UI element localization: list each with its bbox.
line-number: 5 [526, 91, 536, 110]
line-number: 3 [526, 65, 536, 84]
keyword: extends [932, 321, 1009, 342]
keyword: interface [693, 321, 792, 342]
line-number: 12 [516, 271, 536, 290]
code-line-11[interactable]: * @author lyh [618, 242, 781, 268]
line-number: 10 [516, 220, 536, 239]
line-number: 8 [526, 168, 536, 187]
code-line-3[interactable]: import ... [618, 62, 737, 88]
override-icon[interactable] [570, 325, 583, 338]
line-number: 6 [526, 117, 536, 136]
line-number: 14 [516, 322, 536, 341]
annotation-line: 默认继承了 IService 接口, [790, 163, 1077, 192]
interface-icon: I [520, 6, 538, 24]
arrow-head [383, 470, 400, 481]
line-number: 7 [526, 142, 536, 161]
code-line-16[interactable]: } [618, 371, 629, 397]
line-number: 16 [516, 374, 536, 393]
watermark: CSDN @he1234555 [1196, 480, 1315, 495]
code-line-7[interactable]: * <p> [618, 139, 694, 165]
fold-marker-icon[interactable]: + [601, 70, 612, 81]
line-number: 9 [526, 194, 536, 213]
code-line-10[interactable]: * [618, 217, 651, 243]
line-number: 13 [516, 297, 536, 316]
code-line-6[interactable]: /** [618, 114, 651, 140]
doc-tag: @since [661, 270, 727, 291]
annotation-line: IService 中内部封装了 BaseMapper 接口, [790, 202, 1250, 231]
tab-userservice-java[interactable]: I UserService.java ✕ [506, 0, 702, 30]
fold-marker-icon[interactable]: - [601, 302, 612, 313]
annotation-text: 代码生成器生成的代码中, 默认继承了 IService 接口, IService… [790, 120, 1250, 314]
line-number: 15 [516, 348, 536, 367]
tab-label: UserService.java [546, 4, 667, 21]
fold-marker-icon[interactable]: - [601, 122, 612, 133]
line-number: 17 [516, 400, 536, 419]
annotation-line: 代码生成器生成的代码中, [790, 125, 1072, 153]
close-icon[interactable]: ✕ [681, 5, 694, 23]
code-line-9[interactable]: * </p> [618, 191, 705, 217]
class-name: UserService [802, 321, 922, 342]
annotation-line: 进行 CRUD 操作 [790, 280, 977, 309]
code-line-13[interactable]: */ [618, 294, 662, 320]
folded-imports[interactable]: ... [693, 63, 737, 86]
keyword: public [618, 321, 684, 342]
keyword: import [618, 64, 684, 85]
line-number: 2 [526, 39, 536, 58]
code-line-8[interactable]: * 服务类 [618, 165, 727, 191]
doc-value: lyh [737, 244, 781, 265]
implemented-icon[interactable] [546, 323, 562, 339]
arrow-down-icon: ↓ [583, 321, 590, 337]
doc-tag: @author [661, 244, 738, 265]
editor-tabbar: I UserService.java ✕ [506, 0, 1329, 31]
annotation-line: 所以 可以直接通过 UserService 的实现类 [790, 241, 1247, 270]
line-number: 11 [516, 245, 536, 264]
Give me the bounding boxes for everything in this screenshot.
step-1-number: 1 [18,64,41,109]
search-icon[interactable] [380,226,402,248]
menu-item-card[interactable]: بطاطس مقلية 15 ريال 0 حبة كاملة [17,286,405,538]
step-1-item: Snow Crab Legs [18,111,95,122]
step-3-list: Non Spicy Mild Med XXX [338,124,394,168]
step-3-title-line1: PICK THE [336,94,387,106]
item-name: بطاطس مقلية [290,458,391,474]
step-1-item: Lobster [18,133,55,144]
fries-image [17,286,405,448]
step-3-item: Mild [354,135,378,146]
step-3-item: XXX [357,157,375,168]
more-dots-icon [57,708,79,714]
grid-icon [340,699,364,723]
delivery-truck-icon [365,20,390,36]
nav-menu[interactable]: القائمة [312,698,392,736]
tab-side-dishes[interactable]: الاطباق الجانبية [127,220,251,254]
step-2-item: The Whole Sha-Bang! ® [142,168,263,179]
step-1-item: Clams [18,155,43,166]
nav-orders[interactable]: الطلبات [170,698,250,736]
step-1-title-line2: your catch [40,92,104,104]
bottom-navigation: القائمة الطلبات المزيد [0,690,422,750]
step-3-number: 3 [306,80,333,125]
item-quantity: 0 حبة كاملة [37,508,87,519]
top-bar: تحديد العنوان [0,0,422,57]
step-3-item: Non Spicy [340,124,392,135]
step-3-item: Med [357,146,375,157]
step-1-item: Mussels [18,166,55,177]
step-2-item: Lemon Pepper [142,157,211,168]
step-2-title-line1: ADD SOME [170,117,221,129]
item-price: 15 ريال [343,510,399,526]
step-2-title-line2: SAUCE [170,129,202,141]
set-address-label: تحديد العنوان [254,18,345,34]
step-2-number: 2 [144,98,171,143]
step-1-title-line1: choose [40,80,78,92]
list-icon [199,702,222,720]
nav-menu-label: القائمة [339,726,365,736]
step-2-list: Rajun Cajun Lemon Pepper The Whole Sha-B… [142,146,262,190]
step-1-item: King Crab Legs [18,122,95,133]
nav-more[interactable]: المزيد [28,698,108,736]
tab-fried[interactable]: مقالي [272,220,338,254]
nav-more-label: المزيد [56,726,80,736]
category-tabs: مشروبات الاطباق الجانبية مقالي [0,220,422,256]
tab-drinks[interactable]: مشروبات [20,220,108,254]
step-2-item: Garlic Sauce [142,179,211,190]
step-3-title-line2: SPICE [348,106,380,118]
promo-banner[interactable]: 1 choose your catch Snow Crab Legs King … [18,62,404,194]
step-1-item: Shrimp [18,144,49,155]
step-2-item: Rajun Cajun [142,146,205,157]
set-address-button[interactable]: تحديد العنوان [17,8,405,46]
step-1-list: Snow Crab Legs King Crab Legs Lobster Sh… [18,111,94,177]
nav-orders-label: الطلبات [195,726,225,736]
════════
AIM OF THE TASK —
Reproduce the data from its first line through the line holding "code-line-10[interactable]: * [618, 217, 651, 243]", inclusive, and rename "arrow-head" to "arrow-tip" while leaving everything else unchanged.

SOLUTION TO THE PROBLEM —
UI element localization: list each with its bbox.
line-number: 5 [526, 91, 536, 110]
line-number: 3 [526, 65, 536, 84]
keyword: extends [932, 321, 1009, 342]
keyword: interface [693, 321, 792, 342]
line-number: 12 [516, 271, 536, 290]
code-line-11[interactable]: * @author lyh [618, 242, 781, 268]
line-number: 10 [516, 220, 536, 239]
line-number: 8 [526, 168, 536, 187]
code-line-3[interactable]: import ... [618, 62, 737, 88]
override-icon[interactable] [570, 325, 583, 338]
line-number: 6 [526, 117, 536, 136]
line-number: 14 [516, 322, 536, 341]
annotation-line: 默认继承了 IService 接口, [790, 163, 1077, 192]
interface-icon: I [520, 6, 538, 24]
arrow-tip [383, 470, 400, 481]
line-number: 7 [526, 142, 536, 161]
code-line-16[interactable]: } [618, 371, 629, 397]
line-number: 16 [516, 374, 536, 393]
watermark: CSDN @he1234555 [1196, 480, 1315, 495]
code-line-7[interactable]: * <p> [618, 139, 694, 165]
fold-marker-icon[interactable]: + [601, 70, 612, 81]
line-number: 9 [526, 194, 536, 213]
code-line-10[interactable]: * [618, 217, 651, 243]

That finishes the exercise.